[Stored data]
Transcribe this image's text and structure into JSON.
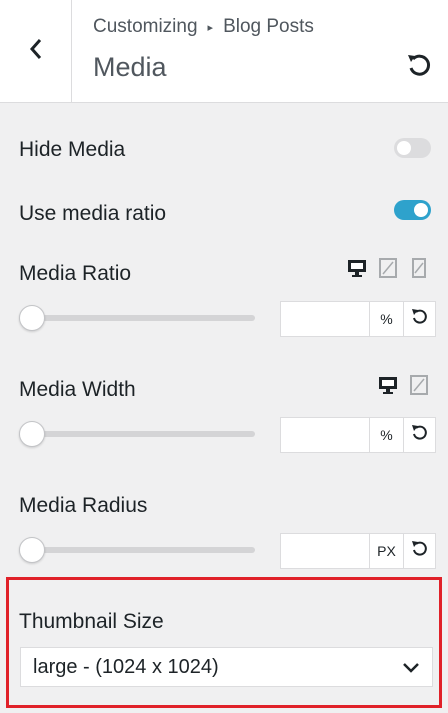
{
  "header": {
    "breadcrumb_parent": "Customizing",
    "breadcrumb_separator": "▸",
    "breadcrumb_current": "Blog Posts",
    "section_title": "Media"
  },
  "controls": {
    "hide_media": {
      "label": "Hide Media",
      "enabled": false
    },
    "use_media_ratio": {
      "label": "Use media ratio",
      "enabled": true
    },
    "media_ratio": {
      "label": "Media Ratio",
      "value": "",
      "unit": "%",
      "devices": [
        "desktop-icon",
        "tablet-icon",
        "mobile-icon"
      ],
      "active_device": "desktop"
    },
    "media_width": {
      "label": "Media Width",
      "value": "",
      "unit": "%",
      "devices": [
        "desktop-icon",
        "tablet-icon"
      ],
      "active_device": "desktop"
    },
    "media_radius": {
      "label": "Media Radius",
      "value": "",
      "unit": "PX"
    },
    "thumbnail_size": {
      "label": "Thumbnail Size",
      "selected": "large - (1024 x 1024)"
    }
  },
  "colors": {
    "toggle_on": "#2ea2cc",
    "toggle_off": "#dcdcde",
    "highlight_border": "#e02129",
    "panel_bg": "#f0f0f1"
  }
}
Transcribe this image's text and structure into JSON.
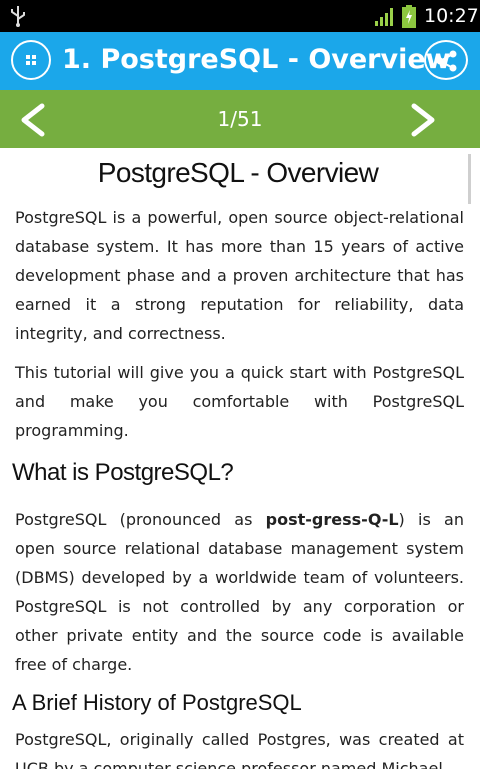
{
  "status_bar": {
    "time": "10:27",
    "icons": [
      "usb-icon",
      "signal-icon",
      "battery-charging-icon"
    ]
  },
  "app_bar": {
    "title": "1. PostgreSQL - Overview",
    "menu_icon": "grid-menu-icon",
    "share_icon": "share-icon"
  },
  "nav": {
    "prev_glyph": "<",
    "next_glyph": ">",
    "page_indicator": "1/51"
  },
  "article": {
    "title": "PostgreSQL - Overview",
    "p1": "PostgreSQL is a powerful, open source object-relational database system. It has more than 15 years of active development phase and a proven architecture that has earned it a strong reputation for reliability, data integrity, and correctness.",
    "p2": "This tutorial will give you a quick start with PostgreSQL and make you comfortable with PostgreSQL programming.",
    "h_what": "What is PostgreSQL?",
    "p3_before": "PostgreSQL (pronounced as ",
    "p3_bold": "post-gress-Q-L",
    "p3_after": ") is an open source relational database management system (DBMS) developed by a worldwide team of volunteers. PostgreSQL is not controlled by any corporation or other private entity and the source code is available free of charge.",
    "h_history": "A Brief History of PostgreSQL",
    "p4": "PostgreSQL, originally called Postgres, was created at UCB by a computer science professor named Michael"
  },
  "colors": {
    "app_bar": "#1ba7ea",
    "nav_bar": "#76ae40",
    "status_bar": "#000000"
  }
}
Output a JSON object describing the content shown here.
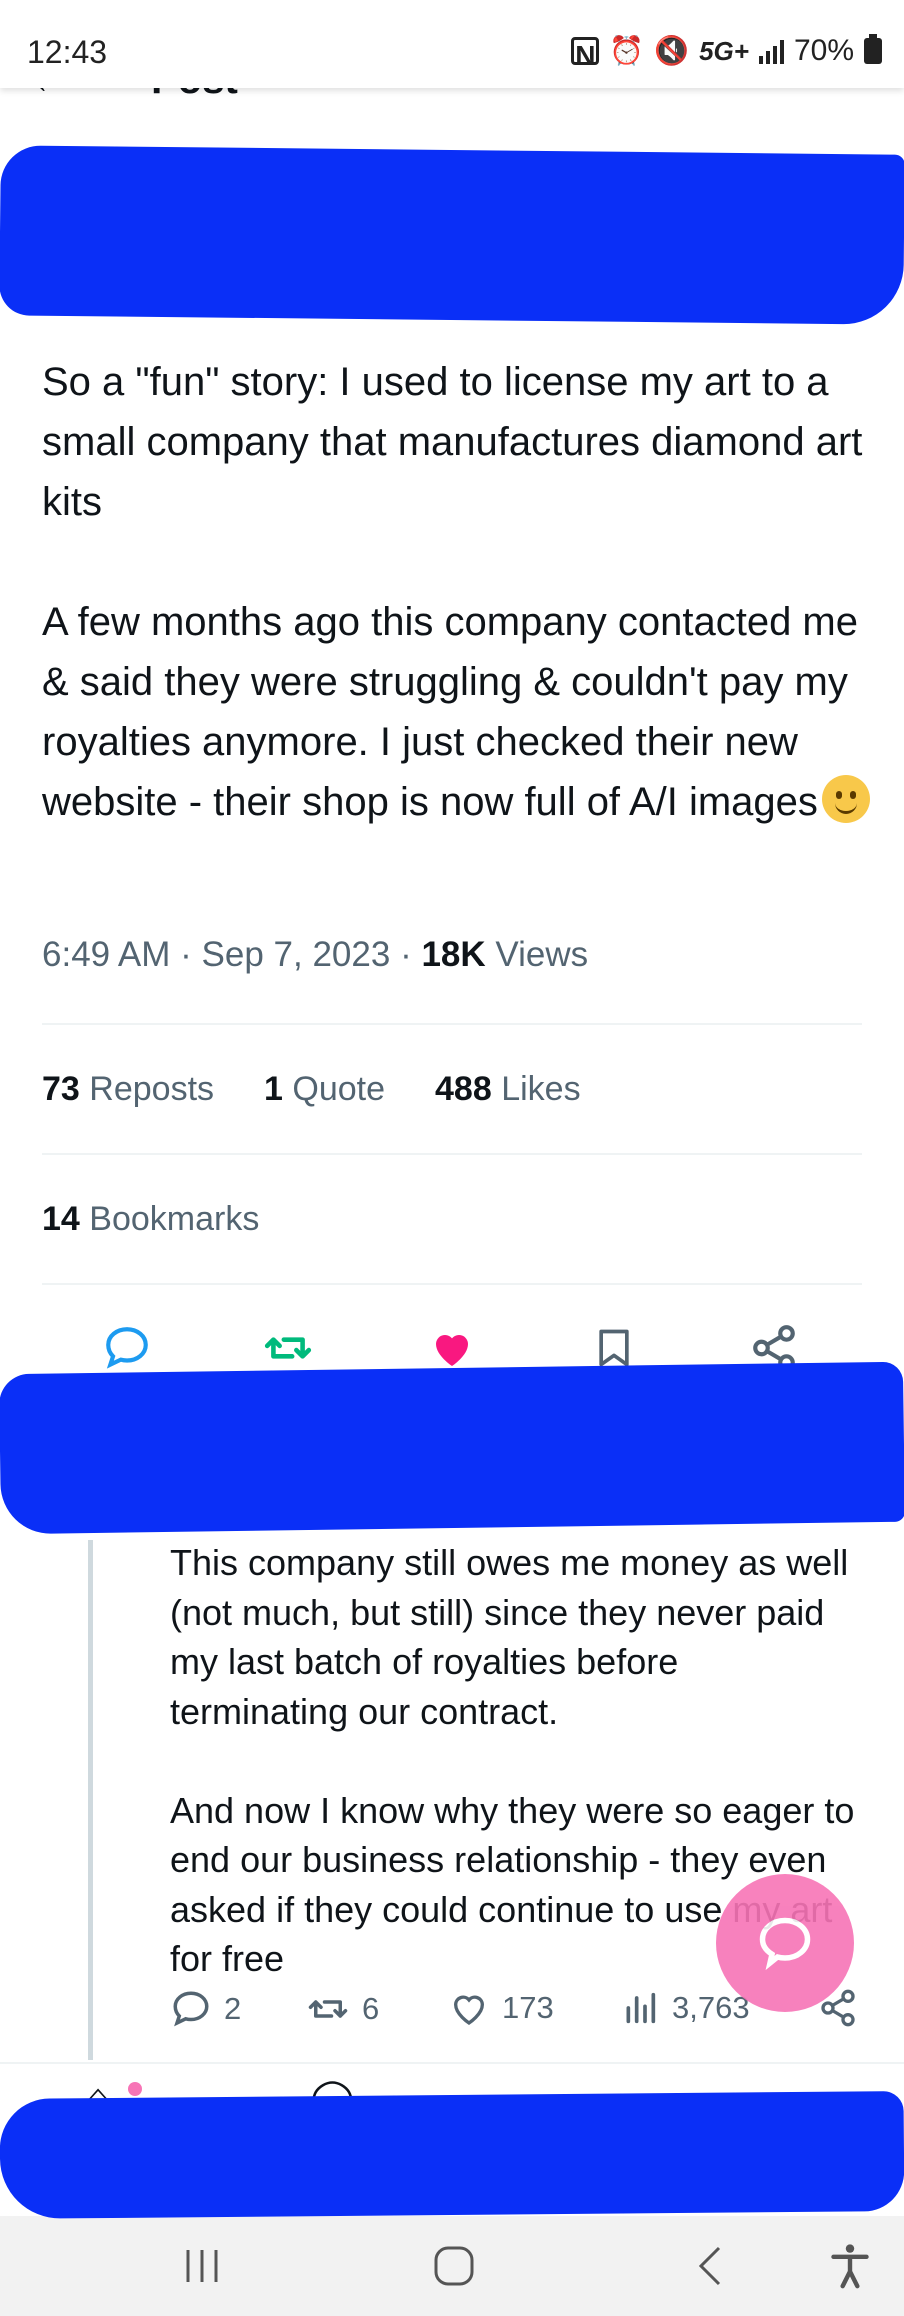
{
  "status_bar": {
    "time": "12:43",
    "network": "5G+",
    "battery": "70%",
    "icons": [
      "nfc-icon",
      "alarm-icon",
      "mute-icon",
      "signal-icon",
      "battery-icon"
    ]
  },
  "header": {
    "title": "Post"
  },
  "tweet": {
    "text": "So a \"fun\" story: I used to license my art to a small company that manufactures diamond art kits\n\nA few months ago this company contacted me & said they were struggling & couldn't pay my royalties anymore. I just checked their new website - their shop is now full of A/I images",
    "emoji": "melting-face-emoji",
    "time": "6:49 AM",
    "sep1": "·",
    "date": "Sep 7, 2023",
    "sep2": "·",
    "views_count": "18K",
    "views_label": "Views",
    "reposts_count": "73",
    "reposts_label": "Reposts",
    "quotes_count": "1",
    "quotes_label": "Quote",
    "likes_count": "488",
    "likes_label": "Likes",
    "bookmarks_count": "14",
    "bookmarks_label": "Bookmarks"
  },
  "reply": {
    "text": "This company still owes me money as well (not much, but still) since they never paid my last batch of royalties before terminating our contract.\n\nAnd now I know why they were so eager to end our business relationship - they even asked if they could continue to use my art for free",
    "replies": "2",
    "reposts": "6",
    "likes": "173",
    "views": "3,763"
  },
  "colors": {
    "accent": "#1d9bf0",
    "repost_green": "#00ba7c",
    "like_pink": "#f91880",
    "fab_pink": "#f774b6",
    "redaction_blue": "#0a2ff7"
  }
}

__EXERCISE PROMPT__.
Retype, without any picture, exactly the lines from the one with "Output a JSON" through the end of the entries, inclusive.

__TASK RESPONSE__.
Output a JSON object describing the content shown here.
{
  "status_bar": {
    "time": "12:43",
    "network": "5G+",
    "battery": "70%",
    "icons": [
      "nfc-icon",
      "alarm-icon",
      "mute-icon",
      "signal-icon",
      "battery-icon"
    ]
  },
  "header": {
    "title": "Post"
  },
  "tweet": {
    "text": "So a \"fun\" story: I used to license my art to a small company that manufactures diamond art kits\n\nA few months ago this company contacted me & said they were struggling & couldn't pay my royalties anymore. I just checked their new website - their shop is now full of A/I images",
    "emoji": "melting-face-emoji",
    "time": "6:49 AM",
    "sep1": "·",
    "date": "Sep 7, 2023",
    "sep2": "·",
    "views_count": "18K",
    "views_label": "Views",
    "reposts_count": "73",
    "reposts_label": "Reposts",
    "quotes_count": "1",
    "quotes_label": "Quote",
    "likes_count": "488",
    "likes_label": "Likes",
    "bookmarks_count": "14",
    "bookmarks_label": "Bookmarks"
  },
  "reply": {
    "text": "This company still owes me money as well (not much, but still) since they never paid my last batch of royalties before terminating our contract.\n\nAnd now I know why they were so eager to end our business relationship - they even asked if they could continue to use my art for free",
    "replies": "2",
    "reposts": "6",
    "likes": "173",
    "views": "3,763"
  },
  "colors": {
    "accent": "#1d9bf0",
    "repost_green": "#00ba7c",
    "like_pink": "#f91880",
    "fab_pink": "#f774b6",
    "redaction_blue": "#0a2ff7"
  }
}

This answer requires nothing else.